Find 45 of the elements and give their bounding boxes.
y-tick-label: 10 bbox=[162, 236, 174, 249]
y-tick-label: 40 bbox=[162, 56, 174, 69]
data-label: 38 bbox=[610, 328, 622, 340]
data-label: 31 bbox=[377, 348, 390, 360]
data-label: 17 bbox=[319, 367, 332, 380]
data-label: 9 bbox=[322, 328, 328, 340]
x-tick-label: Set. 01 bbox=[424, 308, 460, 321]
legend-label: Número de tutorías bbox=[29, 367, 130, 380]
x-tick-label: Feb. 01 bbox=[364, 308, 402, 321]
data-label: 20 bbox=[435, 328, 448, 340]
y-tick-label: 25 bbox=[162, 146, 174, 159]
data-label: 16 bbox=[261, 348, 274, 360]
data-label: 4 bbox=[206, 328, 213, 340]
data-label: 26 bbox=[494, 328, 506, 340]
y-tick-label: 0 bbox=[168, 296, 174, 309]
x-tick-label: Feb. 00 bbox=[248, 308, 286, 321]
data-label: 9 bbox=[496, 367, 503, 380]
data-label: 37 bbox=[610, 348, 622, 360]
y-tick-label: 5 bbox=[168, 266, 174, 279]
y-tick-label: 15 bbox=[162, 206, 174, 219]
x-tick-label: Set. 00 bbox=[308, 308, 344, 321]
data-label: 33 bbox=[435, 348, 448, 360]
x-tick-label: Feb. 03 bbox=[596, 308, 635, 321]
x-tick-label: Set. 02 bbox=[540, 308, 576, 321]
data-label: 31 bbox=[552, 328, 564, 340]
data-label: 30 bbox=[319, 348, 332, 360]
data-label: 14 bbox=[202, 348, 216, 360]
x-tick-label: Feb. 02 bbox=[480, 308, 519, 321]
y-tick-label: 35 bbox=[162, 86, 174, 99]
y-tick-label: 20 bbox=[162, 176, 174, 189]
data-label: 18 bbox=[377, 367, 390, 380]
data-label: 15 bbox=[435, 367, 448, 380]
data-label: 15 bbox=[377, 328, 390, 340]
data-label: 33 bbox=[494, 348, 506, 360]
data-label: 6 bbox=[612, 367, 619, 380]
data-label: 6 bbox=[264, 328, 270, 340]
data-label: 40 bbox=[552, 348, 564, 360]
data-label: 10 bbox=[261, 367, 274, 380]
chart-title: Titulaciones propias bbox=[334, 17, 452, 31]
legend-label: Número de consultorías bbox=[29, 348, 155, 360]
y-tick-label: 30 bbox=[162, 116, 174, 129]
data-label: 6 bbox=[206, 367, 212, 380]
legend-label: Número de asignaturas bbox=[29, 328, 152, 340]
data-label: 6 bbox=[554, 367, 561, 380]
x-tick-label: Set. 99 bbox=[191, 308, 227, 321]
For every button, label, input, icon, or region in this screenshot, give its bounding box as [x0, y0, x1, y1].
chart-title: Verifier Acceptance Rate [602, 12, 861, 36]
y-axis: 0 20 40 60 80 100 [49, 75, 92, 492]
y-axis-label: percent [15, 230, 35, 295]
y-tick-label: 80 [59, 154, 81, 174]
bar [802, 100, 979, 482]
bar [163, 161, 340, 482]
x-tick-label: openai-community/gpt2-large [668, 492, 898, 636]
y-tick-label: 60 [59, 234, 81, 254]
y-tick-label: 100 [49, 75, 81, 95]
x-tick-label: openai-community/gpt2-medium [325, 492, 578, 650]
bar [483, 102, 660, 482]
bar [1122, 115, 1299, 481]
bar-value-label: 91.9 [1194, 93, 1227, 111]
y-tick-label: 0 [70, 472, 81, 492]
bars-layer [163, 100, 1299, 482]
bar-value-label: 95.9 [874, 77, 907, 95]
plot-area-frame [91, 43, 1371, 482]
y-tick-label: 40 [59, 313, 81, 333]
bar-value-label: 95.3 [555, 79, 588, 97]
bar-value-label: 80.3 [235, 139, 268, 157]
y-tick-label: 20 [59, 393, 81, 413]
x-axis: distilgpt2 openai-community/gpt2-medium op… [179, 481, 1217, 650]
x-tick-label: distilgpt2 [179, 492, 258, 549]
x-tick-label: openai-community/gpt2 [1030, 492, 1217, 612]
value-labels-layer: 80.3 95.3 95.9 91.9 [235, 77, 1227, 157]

━━━━━━━━━━━━━━━━━━━━

What you need to do: Reproduce every line of the records above verbatim, with no changes.

Reply to the task:
Find 45 of the elements and give their bounding boxes.
y-tick-label: 10 bbox=[162, 236, 174, 249]
y-tick-label: 40 bbox=[162, 56, 174, 69]
data-label: 38 bbox=[610, 328, 622, 340]
data-label: 31 bbox=[377, 348, 390, 360]
data-label: 17 bbox=[319, 367, 332, 380]
data-label: 9 bbox=[322, 328, 328, 340]
x-tick-label: Set. 01 bbox=[424, 308, 460, 321]
legend-label: Número de tutorías bbox=[29, 367, 130, 380]
x-tick-label: Feb. 01 bbox=[364, 308, 402, 321]
data-label: 20 bbox=[435, 328, 448, 340]
y-tick-label: 25 bbox=[162, 146, 174, 159]
data-label: 16 bbox=[261, 348, 274, 360]
data-label: 4 bbox=[206, 328, 213, 340]
data-label: 26 bbox=[494, 328, 506, 340]
y-tick-label: 0 bbox=[168, 296, 174, 309]
x-tick-label: Feb. 00 bbox=[248, 308, 286, 321]
data-label: 9 bbox=[496, 367, 503, 380]
data-label: 37 bbox=[610, 348, 622, 360]
y-tick-label: 5 bbox=[168, 266, 174, 279]
y-tick-label: 15 bbox=[162, 206, 174, 219]
x-tick-label: Set. 00 bbox=[308, 308, 344, 321]
data-label: 33 bbox=[435, 348, 448, 360]
x-tick-label: Feb. 03 bbox=[596, 308, 635, 321]
x-tick-label: Set. 02 bbox=[540, 308, 576, 321]
data-label: 31 bbox=[552, 328, 564, 340]
data-label: 30 bbox=[319, 348, 332, 360]
data-label: 14 bbox=[202, 348, 216, 360]
x-tick-label: Feb. 02 bbox=[480, 308, 519, 321]
y-tick-label: 35 bbox=[162, 86, 174, 99]
y-tick-label: 20 bbox=[162, 176, 174, 189]
data-label: 18 bbox=[377, 367, 390, 380]
data-label: 15 bbox=[435, 367, 448, 380]
data-label: 15 bbox=[377, 328, 390, 340]
data-label: 33 bbox=[494, 348, 506, 360]
data-label: 6 bbox=[612, 367, 619, 380]
data-label: 6 bbox=[264, 328, 270, 340]
data-label: 40 bbox=[552, 348, 564, 360]
data-label: 10 bbox=[261, 367, 274, 380]
chart-title: Titulaciones propias bbox=[334, 17, 452, 31]
legend-label: Número de consultorías bbox=[29, 348, 155, 360]
y-tick-label: 30 bbox=[162, 116, 174, 129]
data-label: 6 bbox=[206, 367, 212, 380]
legend-label: Número de asignaturas bbox=[29, 328, 152, 340]
data-label: 6 bbox=[554, 367, 561, 380]
x-tick-label: Set. 99 bbox=[191, 308, 227, 321]
For every button, label, input, icon, or region in this screenshot, give its bounding box as [x0, y0, x1, y1].
chart-title: Verifier Acceptance Rate [602, 12, 861, 36]
y-axis: 0 20 40 60 80 100 [49, 75, 92, 492]
y-axis-label: percent [15, 230, 35, 295]
y-tick-label: 80 [59, 154, 81, 174]
bar [802, 100, 979, 482]
bar [163, 161, 340, 482]
x-tick-label: openai-community/gpt2-large [668, 492, 898, 636]
y-tick-label: 60 [59, 234, 81, 254]
y-tick-label: 100 [49, 75, 81, 95]
x-tick-label: openai-community/gpt2-medium [325, 492, 578, 650]
bar [483, 102, 660, 482]
bar [1122, 115, 1299, 481]
bar-value-label: 91.9 [1194, 93, 1227, 111]
y-tick-label: 0 [70, 472, 81, 492]
bars-layer [163, 100, 1299, 482]
bar-value-label: 95.9 [874, 77, 907, 95]
plot-area-frame [91, 43, 1371, 482]
y-tick-label: 40 [59, 313, 81, 333]
bar-value-label: 95.3 [555, 79, 588, 97]
bar-value-label: 80.3 [235, 139, 268, 157]
y-tick-label: 20 [59, 393, 81, 413]
x-axis: distilgpt2 openai-community/gpt2-medium op… [179, 481, 1217, 650]
x-tick-label: distilgpt2 [179, 492, 258, 549]
x-tick-label: openai-community/gpt2 [1030, 492, 1217, 612]
value-labels-layer: 80.3 95.3 95.9 91.9 [235, 77, 1227, 157]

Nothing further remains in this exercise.